- [TESTO DELL'ESERCIZIO]:
=====

Maestri sci con UNICEF per bambini di Sierra Leone
11 Gennaio 2008
Venezia – I 1400 maestri di sci del Veneto, che esercitano la professione presso 44 scuole distribuite su tutto il territorio montano, sono scesi in campo a fianco dell’UNICEF per
sostenere il progetto di ristrutturazione del reparto di maternità del distretto di Kono, in Sierra Leone.
L’iniziativa è stata presentata oggi a Palazzo Balbi dal presidente del Collegio Regionale dei Maestri di Sci Roberto Pierobon, da Mariella Andreatta del Consiglio Direttivo Nazionale
dell’UNICEF e dall’assessore regionale agli impianti a fune Oscar De Bona, insieme ad una rappresentanza delle scuole di sci. Testimonial d’eccezione è il campione di fondo,
nonché maestro di sci e genitore, Pietro Piller Cottrer che ha accolto con entusiasmo l’invito a prestare la sua immagine.
De Bona ha sottolineato l’impegno della Regione nelle iniziative di cooperazione a favore dei Paesi in via di sviluppo, a cui si aggiunge ora questo progetto dell’UNICEF. Pierobon ha messo
l’accento sull’attenzione particolare che è sempre stata dedicata ai bambini. Il Collegio dei Maestri è stato già protagonista di un’iniziativa promossa in collaborazione e
con la partecipazione della sciatrice Deborah Compagnoni in qualità di ambasciatrice dell’UNICEF. Nell’ambito di questa collaborazione è stato predisposto il «Decalogo del
Bambino sulla neve» al fine di promuovere lo sci come gioco/sport e opportunità di educazione e socializzazione del bambino stesso, principi questi pienamente condivisi
dall’UNICEF. Ora il Collegio regionale dei maestri di sci ha accolto la possibilità di essere portavoce e protagonista, con le scuole di sci del territorio veneto, di questa iniziativa
internazionale promossa dall’UNICEF per aiutare i bambini meno fortunati di quelli che affollano le piste innevate.

=====

- [DATI DELL'ESERCIZIO]:
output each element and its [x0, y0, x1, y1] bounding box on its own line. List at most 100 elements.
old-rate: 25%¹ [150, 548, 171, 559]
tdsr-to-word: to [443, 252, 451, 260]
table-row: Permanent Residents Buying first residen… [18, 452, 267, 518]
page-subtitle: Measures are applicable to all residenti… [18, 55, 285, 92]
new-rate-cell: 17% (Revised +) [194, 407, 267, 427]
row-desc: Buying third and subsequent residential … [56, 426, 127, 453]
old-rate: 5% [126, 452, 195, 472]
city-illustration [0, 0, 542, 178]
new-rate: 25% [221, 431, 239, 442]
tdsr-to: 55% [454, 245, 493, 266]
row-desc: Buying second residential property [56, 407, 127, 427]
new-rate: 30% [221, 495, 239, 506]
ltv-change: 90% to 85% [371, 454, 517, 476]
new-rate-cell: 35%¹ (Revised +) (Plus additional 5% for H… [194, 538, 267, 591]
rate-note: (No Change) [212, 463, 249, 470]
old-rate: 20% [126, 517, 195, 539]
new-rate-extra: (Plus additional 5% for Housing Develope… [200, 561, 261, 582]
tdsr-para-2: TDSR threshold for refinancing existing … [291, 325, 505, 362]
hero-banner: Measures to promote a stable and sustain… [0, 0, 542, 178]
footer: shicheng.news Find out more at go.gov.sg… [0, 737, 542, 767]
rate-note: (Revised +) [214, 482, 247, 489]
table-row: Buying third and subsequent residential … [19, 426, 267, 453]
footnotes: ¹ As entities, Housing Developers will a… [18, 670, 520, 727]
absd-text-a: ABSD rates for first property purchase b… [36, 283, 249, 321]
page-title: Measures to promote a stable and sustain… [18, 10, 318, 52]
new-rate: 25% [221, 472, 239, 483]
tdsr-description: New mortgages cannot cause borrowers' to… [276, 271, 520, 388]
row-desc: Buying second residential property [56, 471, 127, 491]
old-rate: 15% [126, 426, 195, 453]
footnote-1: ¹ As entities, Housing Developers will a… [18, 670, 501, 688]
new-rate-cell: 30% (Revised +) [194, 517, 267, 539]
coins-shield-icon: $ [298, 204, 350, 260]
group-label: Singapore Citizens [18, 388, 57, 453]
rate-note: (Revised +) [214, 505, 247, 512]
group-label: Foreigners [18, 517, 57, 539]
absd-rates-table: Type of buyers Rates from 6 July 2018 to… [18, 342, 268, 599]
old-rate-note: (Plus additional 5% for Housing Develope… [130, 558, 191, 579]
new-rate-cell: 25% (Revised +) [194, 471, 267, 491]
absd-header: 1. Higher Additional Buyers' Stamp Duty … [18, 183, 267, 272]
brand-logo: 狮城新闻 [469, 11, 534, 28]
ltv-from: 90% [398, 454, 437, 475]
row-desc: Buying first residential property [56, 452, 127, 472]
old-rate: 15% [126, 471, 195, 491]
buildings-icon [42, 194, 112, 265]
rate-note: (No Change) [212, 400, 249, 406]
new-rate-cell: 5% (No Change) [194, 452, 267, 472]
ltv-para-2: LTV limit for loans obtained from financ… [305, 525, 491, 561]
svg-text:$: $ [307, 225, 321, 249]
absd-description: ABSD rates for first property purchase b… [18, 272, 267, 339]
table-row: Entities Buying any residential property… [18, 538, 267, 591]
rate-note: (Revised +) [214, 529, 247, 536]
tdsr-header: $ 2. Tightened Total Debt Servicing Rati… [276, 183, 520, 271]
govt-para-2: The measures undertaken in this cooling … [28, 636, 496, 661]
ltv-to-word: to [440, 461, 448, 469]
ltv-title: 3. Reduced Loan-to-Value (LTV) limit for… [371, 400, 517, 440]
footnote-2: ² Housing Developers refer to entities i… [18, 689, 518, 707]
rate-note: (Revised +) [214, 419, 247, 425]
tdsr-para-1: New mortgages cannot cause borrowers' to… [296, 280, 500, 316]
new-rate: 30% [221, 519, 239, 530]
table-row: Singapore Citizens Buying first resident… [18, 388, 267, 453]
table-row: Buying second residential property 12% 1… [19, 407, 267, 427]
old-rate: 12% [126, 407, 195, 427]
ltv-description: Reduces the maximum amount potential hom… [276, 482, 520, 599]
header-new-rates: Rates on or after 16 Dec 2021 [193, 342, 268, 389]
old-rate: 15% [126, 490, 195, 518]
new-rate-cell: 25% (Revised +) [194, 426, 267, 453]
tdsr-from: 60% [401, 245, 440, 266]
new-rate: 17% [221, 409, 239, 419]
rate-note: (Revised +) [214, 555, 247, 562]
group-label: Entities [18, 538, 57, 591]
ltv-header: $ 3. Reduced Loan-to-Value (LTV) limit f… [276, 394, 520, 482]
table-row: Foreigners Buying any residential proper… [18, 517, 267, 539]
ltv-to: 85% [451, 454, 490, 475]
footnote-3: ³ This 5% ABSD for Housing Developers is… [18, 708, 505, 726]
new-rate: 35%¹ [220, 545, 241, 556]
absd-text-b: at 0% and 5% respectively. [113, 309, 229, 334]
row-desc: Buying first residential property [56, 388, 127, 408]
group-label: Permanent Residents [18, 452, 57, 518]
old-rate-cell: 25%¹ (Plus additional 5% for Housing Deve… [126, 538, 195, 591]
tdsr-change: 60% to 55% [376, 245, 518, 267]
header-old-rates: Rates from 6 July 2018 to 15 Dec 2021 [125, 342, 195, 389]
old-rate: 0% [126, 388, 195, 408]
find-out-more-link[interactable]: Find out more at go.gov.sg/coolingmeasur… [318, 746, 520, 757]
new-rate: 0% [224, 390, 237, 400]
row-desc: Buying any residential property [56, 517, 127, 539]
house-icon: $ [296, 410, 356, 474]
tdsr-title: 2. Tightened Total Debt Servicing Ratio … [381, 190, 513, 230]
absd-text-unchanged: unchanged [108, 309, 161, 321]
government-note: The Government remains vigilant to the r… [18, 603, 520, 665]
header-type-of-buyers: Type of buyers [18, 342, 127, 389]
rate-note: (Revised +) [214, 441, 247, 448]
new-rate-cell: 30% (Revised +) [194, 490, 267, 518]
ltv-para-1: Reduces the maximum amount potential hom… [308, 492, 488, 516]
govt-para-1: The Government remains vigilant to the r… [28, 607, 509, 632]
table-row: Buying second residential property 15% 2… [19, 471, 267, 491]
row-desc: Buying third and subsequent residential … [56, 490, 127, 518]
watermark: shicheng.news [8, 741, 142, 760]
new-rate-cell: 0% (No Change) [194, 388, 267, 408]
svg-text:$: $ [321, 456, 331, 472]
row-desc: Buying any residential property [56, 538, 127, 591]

=====

- [DOMANDE]:
1. Secondo l'articolo sui maestri di sci e l'UNICEF, chi è il testimonial dell'iniziativa?
2. Fornisca il seguito dell'articolo sui maestri di sci e l'UNICEF, cominciando dopo la sua ultima frase.

- [RISPOSTE PER CONSEGNA]:
1. Il campione di fondo Pietro Piller Cottrer, anche maestro di sci e genitore.

2.
La ristrutturazione del reparto maternità del distretto di Kono – ha detto Mariella Andreatta – è l’obiettivo del progetto che avrà la durata di un anno e andrà a
beneficio dia oltre 17 mila donne incinte e a quasi 60 mila bambini sotto i cinque anni in questo distretto situato in uno dei Paesi più poveri dell’Africa. Si tratta di raccogliere poco
meno di 800 mila euro che serviranno a promuovere nella nuova struttura le strategie d’assistenza alla salute materna e infantile, per ridurre la mortalità da parto e accrescere le
opportunità di sopravvivenza infantile. Le scuole di sci del Veneto distribuiranno nel corso della stagione brochure informative, gadget e promuoveranno l’iniziativa attraverso poster e
manifesti al fine di sensibilizzare la clientela nella raccolta fondi attraverso un conto corrente bancario, uno postale o la contribuzione diretta in appositi contenitori presso gli impianti
di risalita. «I bambini sono il nostro futuro – ha detto Pietro Piller Cottrer – e se quelli più fortunati possono giocare sulla neve, non dobbiamo dimenticare che ce ne sono
altri, come quelli della Sierra Leone, che bisogna aiutare ad arrivare a poter giocare».